[Material to process]
-- -- --

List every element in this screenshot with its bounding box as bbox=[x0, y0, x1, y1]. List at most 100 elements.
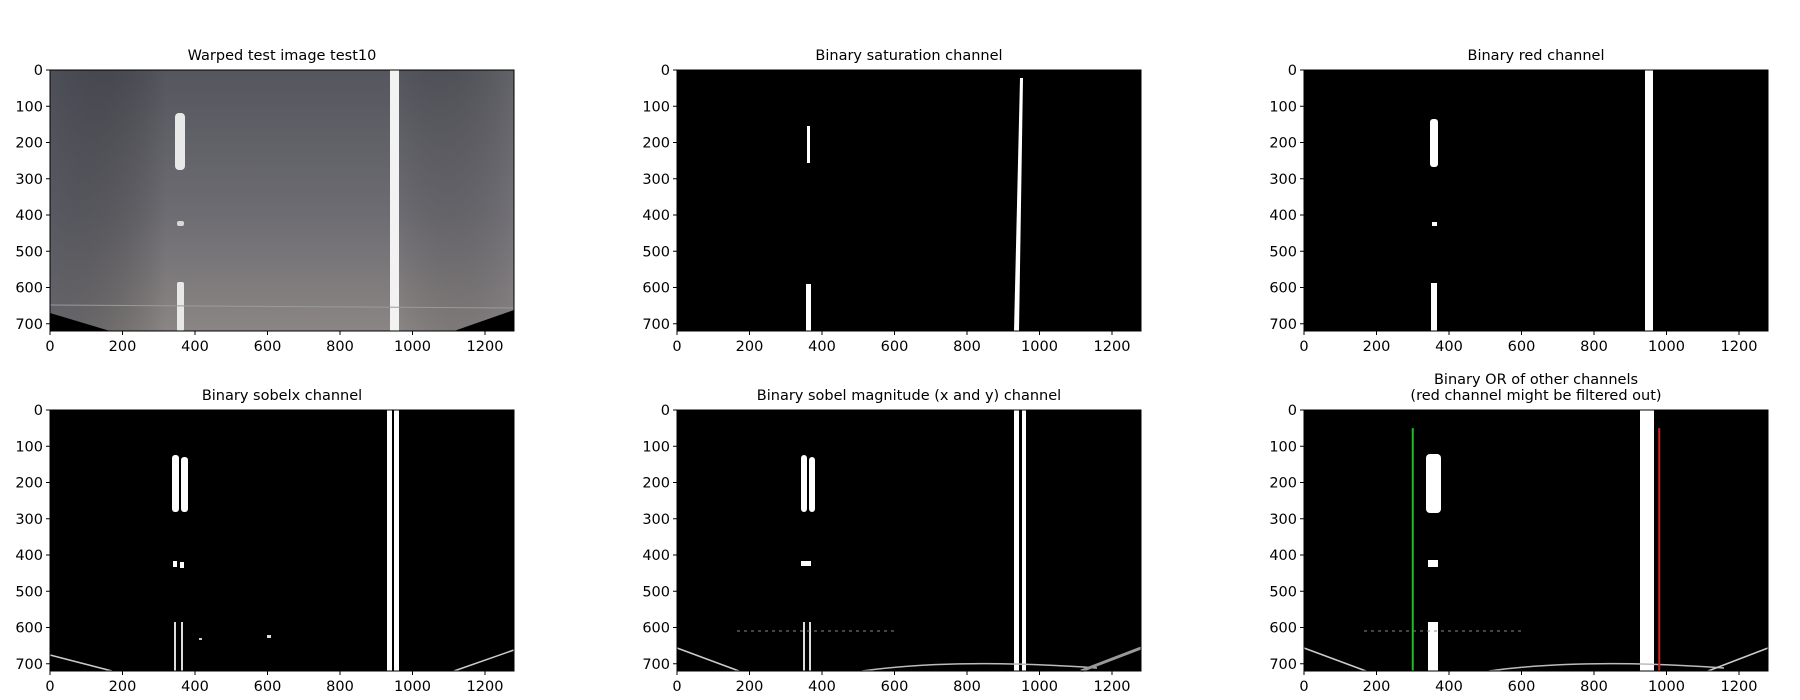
panel-red: Binary red channel 0 200 400 600 800 1000 1200… bbox=[1269, 48, 1769, 355]
x-tick-label: 1200 bbox=[1721, 339, 1758, 355]
hood-edge bbox=[1488, 662, 1725, 672]
y-tick-label: 300 bbox=[15, 512, 43, 528]
axes-frame bbox=[49, 69, 515, 332]
y-tick-label: 500 bbox=[15, 584, 43, 600]
y-tick-label: 0 bbox=[1288, 63, 1297, 79]
y-tick-label: 100 bbox=[642, 99, 670, 115]
edge-pixels bbox=[809, 457, 815, 512]
y-tick-label: 0 bbox=[661, 403, 670, 419]
x-tick-label: 600 bbox=[881, 679, 909, 695]
warp-corner-left bbox=[50, 313, 110, 331]
y-tick-label: 200 bbox=[1269, 136, 1297, 152]
y-tick-label: 700 bbox=[15, 657, 43, 673]
x-tick-label: 1000 bbox=[1648, 679, 1685, 695]
x-tick-label: 200 bbox=[1363, 339, 1391, 355]
y-tick-label: 300 bbox=[642, 172, 670, 188]
y-tick-label: 0 bbox=[34, 63, 43, 79]
x-tick-label: 0 bbox=[1299, 339, 1308, 355]
hood-edge bbox=[861, 662, 1098, 672]
y-tick-label: 600 bbox=[15, 281, 43, 297]
panel-title: Binary sobelx channel bbox=[202, 388, 362, 404]
x-tick-label: 200 bbox=[736, 679, 764, 695]
x-tick-label: 0 bbox=[672, 679, 681, 695]
y-tick-label: 400 bbox=[15, 208, 43, 224]
binary-background bbox=[50, 410, 514, 671]
lane-dash bbox=[177, 282, 184, 331]
edge-pixels bbox=[809, 622, 811, 671]
edge-pixels bbox=[181, 622, 183, 671]
edge-pixels bbox=[1022, 410, 1026, 671]
panel-sobelmag: Binary sobel magnitude (x and y) channel… bbox=[642, 388, 1142, 695]
lane-pixels bbox=[1645, 70, 1653, 331]
road-shading bbox=[50, 70, 514, 331]
x-tick-label: 600 bbox=[254, 339, 282, 355]
x-tick-label: 400 bbox=[1435, 679, 1463, 695]
x-tick-label: 1000 bbox=[394, 679, 431, 695]
y-tick-label: 300 bbox=[1269, 512, 1297, 528]
y-tick-label: 300 bbox=[15, 172, 43, 188]
y-tick-label: 600 bbox=[15, 621, 43, 637]
edge-pixels bbox=[172, 455, 179, 512]
x-tick-label: 0 bbox=[45, 679, 54, 695]
y-tick-label: 600 bbox=[642, 281, 670, 297]
image-area bbox=[49, 409, 515, 672]
axes-frame bbox=[1303, 409, 1769, 672]
warp-edge bbox=[1080, 646, 1142, 673]
x-tick-label: 400 bbox=[1435, 339, 1463, 355]
lane-pixels bbox=[807, 126, 810, 163]
edge-pixels bbox=[199, 638, 202, 640]
y-tick-label: 400 bbox=[15, 548, 43, 564]
edge-pixels bbox=[181, 457, 188, 512]
x-tick-label: 600 bbox=[1508, 679, 1536, 695]
y-tick-label: 600 bbox=[1269, 621, 1297, 637]
x-tick-label: 200 bbox=[736, 339, 764, 355]
panel-title: Binary red channel bbox=[1468, 48, 1605, 64]
warp-edge bbox=[1707, 647, 1769, 672]
y-tick-label: 700 bbox=[642, 657, 670, 673]
lane-pixels bbox=[1426, 454, 1441, 513]
y-tick-label: 600 bbox=[1269, 281, 1297, 297]
axis-ticks: 0 200 400 600 800 1000 1200 0 100 200 300 400 500 600… bbox=[15, 403, 503, 695]
x-tick-label: 400 bbox=[808, 679, 836, 695]
edge-pixels bbox=[180, 562, 184, 568]
y-tick-label: 100 bbox=[642, 439, 670, 455]
x-tick-label: 0 bbox=[672, 339, 681, 355]
panel-title: Binary saturation channel bbox=[815, 48, 1002, 64]
warp-edge bbox=[453, 649, 515, 672]
x-tick-label: 800 bbox=[953, 339, 981, 355]
axes-frame bbox=[676, 69, 1142, 332]
binary-background bbox=[677, 70, 1141, 331]
y-tick-label: 700 bbox=[1269, 317, 1297, 333]
warp-corner-right bbox=[454, 310, 514, 331]
x-tick-label: 800 bbox=[953, 679, 981, 695]
warp-edge bbox=[676, 647, 740, 672]
y-tick-label: 400 bbox=[1269, 548, 1297, 564]
x-tick-label: 1000 bbox=[1021, 339, 1058, 355]
y-tick-label: 500 bbox=[642, 244, 670, 260]
y-tick-label: 700 bbox=[15, 317, 43, 333]
lane-line-solid bbox=[390, 70, 399, 331]
y-tick-label: 0 bbox=[34, 403, 43, 419]
x-tick-label: 200 bbox=[1363, 679, 1391, 695]
y-tick-label: 200 bbox=[1269, 476, 1297, 492]
panel-combined: Binary OR of other channels (red channel… bbox=[1269, 372, 1769, 695]
y-tick-label: 400 bbox=[642, 208, 670, 224]
panel-subtitle: (red channel might be filtered out) bbox=[1410, 388, 1661, 404]
axis-ticks: 0 200 400 600 800 1000 1200 0 100 200 300 400 500 600… bbox=[642, 63, 1130, 355]
lane-dash bbox=[177, 221, 184, 226]
axes-frame bbox=[676, 409, 1142, 672]
x-tick-label: 1200 bbox=[1094, 679, 1131, 695]
x-tick-label: 200 bbox=[109, 339, 137, 355]
x-tick-label: 600 bbox=[1508, 339, 1536, 355]
x-tick-label: 400 bbox=[181, 339, 209, 355]
image-area bbox=[676, 69, 1142, 332]
edge-pixels bbox=[394, 410, 399, 671]
y-tick-label: 400 bbox=[642, 548, 670, 564]
warp-edge bbox=[1303, 647, 1367, 672]
edge-pixels bbox=[801, 561, 811, 566]
axes-frame bbox=[1303, 69, 1769, 332]
y-tick-label: 200 bbox=[642, 476, 670, 492]
panel-title: Warped test image test10 bbox=[188, 48, 377, 64]
panel-saturation: Binary saturation channel 0 200 400 600 800 1… bbox=[642, 48, 1142, 355]
panel-warped: Warped test image test10 0 200 400 600 800 10… bbox=[15, 48, 515, 355]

-- -- --

[Your objective] Return the lines from the entries above exactly, from the line with "panel-red: Binary red" up to and including the line with "y-tick-label: 0 bbox=[1288, 63, 1297, 79]".

[Response for this exercise]
panel-red: Binary red channel 0 200 400 600 800 1000 1200… bbox=[1269, 48, 1769, 355]
x-tick-label: 1200 bbox=[1721, 339, 1758, 355]
hood-edge bbox=[1488, 662, 1725, 672]
y-tick-label: 300 bbox=[15, 512, 43, 528]
axes-frame bbox=[49, 69, 515, 332]
y-tick-label: 500 bbox=[15, 584, 43, 600]
y-tick-label: 0 bbox=[1288, 63, 1297, 79]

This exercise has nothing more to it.